**RECORDED INFORMATION**

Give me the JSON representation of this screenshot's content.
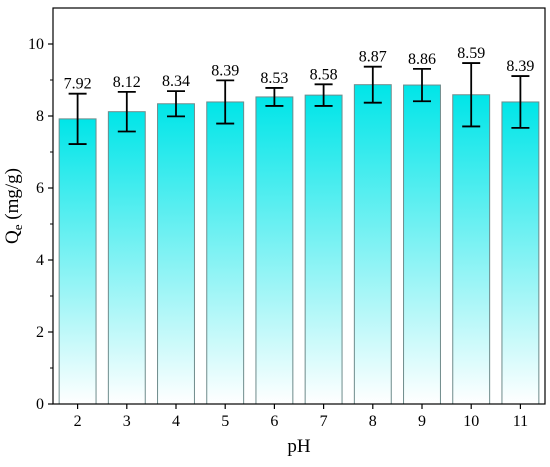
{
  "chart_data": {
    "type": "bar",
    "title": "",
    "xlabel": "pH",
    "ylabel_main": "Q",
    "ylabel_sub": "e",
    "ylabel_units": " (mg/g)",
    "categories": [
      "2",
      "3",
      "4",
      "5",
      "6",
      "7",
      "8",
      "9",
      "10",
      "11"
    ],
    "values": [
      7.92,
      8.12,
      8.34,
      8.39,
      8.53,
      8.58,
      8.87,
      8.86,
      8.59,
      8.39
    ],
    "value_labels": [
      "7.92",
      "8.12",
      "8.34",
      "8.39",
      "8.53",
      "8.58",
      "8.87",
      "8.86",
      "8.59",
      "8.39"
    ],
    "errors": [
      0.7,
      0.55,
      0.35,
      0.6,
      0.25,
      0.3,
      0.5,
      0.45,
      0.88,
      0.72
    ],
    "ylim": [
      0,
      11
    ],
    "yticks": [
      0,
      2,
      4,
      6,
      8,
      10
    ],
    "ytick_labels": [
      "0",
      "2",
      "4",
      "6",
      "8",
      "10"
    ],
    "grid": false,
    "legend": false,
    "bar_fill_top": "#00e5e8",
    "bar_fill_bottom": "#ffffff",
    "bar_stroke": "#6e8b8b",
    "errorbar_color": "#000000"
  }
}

* * *

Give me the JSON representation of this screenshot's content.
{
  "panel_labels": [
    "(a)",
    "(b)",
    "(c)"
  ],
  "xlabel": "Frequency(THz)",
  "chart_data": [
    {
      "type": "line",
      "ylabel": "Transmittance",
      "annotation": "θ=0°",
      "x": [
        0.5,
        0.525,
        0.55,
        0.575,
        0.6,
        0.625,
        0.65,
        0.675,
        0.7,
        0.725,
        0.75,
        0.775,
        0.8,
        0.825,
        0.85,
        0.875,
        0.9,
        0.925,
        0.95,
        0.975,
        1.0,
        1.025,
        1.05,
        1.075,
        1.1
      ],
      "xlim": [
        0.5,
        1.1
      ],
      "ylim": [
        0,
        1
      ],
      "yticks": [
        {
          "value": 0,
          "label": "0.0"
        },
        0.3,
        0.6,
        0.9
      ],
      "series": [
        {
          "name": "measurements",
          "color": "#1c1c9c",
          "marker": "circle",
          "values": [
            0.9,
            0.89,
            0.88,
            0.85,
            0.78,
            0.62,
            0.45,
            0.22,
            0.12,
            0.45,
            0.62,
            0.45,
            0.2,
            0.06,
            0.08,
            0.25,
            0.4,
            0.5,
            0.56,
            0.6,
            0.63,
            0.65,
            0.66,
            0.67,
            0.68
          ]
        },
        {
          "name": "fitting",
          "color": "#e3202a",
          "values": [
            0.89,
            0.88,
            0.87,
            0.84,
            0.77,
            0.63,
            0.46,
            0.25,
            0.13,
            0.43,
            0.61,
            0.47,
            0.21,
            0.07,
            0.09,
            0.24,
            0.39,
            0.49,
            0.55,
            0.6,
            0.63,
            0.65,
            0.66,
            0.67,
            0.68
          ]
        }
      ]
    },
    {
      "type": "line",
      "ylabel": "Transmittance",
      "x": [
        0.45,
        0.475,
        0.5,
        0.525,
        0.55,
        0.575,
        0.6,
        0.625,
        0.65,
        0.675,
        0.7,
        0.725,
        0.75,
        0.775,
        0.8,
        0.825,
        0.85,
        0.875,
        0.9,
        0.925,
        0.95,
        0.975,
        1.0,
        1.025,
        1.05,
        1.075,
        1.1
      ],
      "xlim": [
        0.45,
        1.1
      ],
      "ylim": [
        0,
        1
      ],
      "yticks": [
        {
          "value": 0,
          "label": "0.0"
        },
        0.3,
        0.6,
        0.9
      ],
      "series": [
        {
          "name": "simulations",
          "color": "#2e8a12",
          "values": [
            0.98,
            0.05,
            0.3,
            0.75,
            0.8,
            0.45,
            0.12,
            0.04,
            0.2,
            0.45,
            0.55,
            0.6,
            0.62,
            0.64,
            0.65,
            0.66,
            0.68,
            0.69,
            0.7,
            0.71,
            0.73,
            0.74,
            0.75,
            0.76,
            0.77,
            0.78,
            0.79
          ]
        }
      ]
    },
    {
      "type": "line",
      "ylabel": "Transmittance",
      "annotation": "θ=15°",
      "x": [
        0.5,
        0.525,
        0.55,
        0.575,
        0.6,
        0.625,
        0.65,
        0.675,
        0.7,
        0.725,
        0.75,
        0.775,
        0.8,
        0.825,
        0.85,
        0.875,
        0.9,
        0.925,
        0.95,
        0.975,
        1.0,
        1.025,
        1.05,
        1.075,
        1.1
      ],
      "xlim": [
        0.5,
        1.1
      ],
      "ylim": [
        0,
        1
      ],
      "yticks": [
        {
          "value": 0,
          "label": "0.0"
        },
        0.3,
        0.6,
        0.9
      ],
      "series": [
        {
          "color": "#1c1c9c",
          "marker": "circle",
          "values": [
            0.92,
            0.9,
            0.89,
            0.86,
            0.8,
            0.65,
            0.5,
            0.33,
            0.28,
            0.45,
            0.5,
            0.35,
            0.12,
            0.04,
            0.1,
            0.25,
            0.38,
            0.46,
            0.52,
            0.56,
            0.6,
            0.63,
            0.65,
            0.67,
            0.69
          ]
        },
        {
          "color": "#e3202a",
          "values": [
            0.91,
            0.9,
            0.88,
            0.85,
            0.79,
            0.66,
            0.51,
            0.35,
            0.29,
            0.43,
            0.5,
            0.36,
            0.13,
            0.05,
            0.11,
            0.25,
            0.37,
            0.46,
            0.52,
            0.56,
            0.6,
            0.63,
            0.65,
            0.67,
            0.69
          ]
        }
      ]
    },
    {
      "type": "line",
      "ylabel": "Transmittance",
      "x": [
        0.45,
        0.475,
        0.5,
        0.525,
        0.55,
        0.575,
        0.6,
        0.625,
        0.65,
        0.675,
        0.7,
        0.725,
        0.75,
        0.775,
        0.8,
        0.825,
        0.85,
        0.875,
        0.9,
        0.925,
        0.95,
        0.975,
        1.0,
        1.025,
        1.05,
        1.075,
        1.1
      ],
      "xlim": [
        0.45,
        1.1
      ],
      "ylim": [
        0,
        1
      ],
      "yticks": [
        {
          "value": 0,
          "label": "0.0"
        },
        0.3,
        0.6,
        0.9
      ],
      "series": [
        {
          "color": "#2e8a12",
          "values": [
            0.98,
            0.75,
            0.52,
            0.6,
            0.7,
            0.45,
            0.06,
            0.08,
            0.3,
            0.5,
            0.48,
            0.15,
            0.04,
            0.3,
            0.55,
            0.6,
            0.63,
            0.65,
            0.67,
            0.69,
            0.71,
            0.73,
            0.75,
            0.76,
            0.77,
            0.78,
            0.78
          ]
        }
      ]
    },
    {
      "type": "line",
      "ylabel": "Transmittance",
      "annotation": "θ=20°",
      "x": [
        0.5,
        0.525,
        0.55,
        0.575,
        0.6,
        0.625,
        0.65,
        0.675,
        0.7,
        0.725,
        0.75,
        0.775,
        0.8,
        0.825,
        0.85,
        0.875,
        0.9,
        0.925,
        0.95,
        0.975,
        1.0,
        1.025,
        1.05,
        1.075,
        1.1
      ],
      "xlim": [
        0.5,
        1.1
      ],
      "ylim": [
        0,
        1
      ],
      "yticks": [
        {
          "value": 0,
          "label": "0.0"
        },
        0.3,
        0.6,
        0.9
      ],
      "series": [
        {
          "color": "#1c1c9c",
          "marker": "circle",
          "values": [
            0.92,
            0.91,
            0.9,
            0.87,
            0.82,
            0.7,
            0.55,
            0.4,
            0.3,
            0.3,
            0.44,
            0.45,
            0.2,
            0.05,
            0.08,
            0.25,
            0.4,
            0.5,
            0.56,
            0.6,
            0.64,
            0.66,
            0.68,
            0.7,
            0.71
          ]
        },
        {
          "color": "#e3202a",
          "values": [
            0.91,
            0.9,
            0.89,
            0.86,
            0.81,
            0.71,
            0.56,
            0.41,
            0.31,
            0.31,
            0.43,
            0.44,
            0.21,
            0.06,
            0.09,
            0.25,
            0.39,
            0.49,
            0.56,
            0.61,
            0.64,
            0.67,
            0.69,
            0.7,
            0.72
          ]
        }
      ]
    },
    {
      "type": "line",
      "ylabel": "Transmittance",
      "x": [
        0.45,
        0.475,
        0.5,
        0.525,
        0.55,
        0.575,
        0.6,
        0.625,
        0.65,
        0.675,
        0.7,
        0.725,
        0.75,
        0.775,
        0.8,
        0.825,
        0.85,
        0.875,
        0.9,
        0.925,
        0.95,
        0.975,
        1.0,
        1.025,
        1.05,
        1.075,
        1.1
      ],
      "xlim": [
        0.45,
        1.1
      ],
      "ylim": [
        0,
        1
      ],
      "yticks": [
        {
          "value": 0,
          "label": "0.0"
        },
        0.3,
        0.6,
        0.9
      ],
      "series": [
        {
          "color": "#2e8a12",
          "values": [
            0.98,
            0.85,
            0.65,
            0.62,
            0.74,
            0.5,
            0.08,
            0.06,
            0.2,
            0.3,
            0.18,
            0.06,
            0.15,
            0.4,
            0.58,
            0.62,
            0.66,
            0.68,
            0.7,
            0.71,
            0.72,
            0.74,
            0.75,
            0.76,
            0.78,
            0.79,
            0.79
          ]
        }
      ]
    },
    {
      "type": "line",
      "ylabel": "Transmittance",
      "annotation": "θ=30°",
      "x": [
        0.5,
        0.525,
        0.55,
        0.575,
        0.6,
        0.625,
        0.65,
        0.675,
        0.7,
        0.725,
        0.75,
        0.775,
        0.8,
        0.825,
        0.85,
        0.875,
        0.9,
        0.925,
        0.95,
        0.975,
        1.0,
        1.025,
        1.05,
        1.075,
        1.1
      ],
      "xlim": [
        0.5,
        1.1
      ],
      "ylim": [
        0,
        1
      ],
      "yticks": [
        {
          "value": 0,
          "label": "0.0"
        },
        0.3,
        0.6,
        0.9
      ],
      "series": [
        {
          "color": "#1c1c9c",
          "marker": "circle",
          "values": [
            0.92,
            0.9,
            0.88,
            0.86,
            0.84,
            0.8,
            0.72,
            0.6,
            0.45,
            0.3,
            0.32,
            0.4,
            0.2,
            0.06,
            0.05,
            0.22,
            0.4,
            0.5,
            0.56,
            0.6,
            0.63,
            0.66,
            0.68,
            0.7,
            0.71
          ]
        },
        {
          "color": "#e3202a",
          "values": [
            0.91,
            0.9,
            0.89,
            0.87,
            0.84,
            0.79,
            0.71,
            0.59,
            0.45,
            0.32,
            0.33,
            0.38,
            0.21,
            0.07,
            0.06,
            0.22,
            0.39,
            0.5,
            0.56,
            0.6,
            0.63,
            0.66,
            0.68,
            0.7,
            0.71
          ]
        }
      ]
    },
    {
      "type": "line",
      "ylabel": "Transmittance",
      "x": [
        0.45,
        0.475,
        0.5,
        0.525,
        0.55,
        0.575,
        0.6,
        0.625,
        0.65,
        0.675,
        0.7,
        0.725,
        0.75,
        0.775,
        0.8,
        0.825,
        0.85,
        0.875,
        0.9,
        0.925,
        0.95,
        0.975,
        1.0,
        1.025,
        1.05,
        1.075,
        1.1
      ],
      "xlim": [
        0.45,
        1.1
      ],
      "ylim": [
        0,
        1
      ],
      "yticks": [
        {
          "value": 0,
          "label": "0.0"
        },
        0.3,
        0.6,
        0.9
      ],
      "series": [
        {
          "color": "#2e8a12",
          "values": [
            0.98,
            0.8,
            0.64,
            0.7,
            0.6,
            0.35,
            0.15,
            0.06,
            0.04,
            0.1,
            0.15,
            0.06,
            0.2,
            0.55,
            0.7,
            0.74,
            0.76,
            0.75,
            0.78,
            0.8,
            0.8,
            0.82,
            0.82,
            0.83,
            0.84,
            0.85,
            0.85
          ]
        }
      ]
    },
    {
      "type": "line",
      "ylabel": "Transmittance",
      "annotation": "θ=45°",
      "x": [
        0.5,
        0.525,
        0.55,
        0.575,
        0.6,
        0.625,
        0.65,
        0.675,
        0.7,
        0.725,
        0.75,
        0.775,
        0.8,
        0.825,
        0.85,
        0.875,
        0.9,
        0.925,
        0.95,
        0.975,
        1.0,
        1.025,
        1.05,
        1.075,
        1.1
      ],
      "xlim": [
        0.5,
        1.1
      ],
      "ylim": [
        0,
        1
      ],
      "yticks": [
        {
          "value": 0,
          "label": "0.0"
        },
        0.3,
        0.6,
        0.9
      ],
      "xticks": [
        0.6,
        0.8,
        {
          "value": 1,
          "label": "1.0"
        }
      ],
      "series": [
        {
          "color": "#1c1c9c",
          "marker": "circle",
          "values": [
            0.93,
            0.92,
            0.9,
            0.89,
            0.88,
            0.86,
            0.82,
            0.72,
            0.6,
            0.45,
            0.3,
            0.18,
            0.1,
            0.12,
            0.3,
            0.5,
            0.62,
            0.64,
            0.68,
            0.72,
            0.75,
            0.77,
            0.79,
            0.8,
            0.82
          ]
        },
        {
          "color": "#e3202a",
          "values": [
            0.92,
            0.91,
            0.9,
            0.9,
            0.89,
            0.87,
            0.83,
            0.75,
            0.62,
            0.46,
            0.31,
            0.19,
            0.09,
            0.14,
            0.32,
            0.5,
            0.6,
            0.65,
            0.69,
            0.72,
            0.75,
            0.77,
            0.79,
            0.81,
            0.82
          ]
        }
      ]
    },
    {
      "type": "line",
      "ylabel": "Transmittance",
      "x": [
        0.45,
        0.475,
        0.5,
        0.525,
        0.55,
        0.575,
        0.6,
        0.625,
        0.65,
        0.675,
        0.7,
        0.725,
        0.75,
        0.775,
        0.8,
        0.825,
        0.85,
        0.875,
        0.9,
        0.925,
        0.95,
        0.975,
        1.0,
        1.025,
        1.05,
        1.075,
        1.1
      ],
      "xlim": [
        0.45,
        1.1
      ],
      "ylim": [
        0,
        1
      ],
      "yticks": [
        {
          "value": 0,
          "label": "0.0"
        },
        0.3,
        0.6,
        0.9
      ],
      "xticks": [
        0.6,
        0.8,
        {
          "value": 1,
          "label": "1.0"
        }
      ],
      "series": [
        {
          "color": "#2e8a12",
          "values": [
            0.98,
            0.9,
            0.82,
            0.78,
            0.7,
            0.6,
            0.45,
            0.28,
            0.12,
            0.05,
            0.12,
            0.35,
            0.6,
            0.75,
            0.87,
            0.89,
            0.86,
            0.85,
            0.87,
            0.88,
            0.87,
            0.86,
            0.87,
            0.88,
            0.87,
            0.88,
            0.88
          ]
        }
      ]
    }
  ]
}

**JOB**
In the entries above, count each line holding "name" and report the total and nothing more.

**FINISHED TASK**
3